DATA TO USE
+ + +
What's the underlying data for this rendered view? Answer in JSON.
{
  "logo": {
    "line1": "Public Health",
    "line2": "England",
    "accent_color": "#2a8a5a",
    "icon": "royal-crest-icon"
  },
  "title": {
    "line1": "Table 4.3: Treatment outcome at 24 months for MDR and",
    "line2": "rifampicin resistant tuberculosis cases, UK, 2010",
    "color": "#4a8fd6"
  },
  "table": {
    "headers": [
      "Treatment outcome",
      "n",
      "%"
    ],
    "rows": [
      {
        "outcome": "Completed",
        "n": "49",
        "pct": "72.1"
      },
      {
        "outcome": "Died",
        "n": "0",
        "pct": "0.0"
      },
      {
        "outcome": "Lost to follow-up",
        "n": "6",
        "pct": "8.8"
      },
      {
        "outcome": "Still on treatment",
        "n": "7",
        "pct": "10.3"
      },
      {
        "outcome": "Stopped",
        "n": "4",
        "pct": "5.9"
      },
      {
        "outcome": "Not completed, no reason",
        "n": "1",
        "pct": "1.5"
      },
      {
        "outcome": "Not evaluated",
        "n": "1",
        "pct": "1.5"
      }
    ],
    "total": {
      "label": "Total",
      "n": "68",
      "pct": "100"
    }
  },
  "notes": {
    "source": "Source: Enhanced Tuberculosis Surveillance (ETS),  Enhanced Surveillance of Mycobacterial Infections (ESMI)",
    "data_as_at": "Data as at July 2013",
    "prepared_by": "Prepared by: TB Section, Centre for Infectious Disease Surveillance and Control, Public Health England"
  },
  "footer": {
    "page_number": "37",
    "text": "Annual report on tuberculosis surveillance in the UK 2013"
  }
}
+ + +
TASK PROMPT
This exercise requires an exact copy of all the records.

SOLUTION BELOW
What's the underlying data for this rendered view? Answer in JSON.
{
  "logo": {
    "line1": "Public Health",
    "line2": "England",
    "accent_color": "#2a8a5a",
    "icon": "royal-crest-icon"
  },
  "title": {
    "line1": "Table 4.3: Treatment outcome at 24 months for MDR and",
    "line2": "rifampicin resistant tuberculosis cases, UK, 2010",
    "color": "#4a8fd6"
  },
  "table": {
    "headers": [
      "Treatment outcome",
      "n",
      "%"
    ],
    "rows": [
      {
        "outcome": "Completed",
        "n": "49",
        "pct": "72.1"
      },
      {
        "outcome": "Died",
        "n": "0",
        "pct": "0.0"
      },
      {
        "outcome": "Lost to follow-up",
        "n": "6",
        "pct": "8.8"
      },
      {
        "outcome": "Still on treatment",
        "n": "7",
        "pct": "10.3"
      },
      {
        "outcome": "Stopped",
        "n": "4",
        "pct": "5.9"
      },
      {
        "outcome": "Not completed, no reason",
        "n": "1",
        "pct": "1.5"
      },
      {
        "outcome": "Not evaluated",
        "n": "1",
        "pct": "1.5"
      }
    ],
    "total": {
      "label": "Total",
      "n": "68",
      "pct": "100"
    }
  },
  "notes": {
    "source": "Source: Enhanced Tuberculosis Surveillance (ETS),  Enhanced Surveillance of Mycobacterial Infections (ESMI)",
    "data_as_at": "Data as at July 2013",
    "prepared_by": "Prepared by: TB Section, Centre for Infectious Disease Surveillance and Control, Public Health England"
  },
  "footer": {
    "page_number": "37",
    "text": "Annual report on tuberculosis surveillance in the UK 2013"
  }
}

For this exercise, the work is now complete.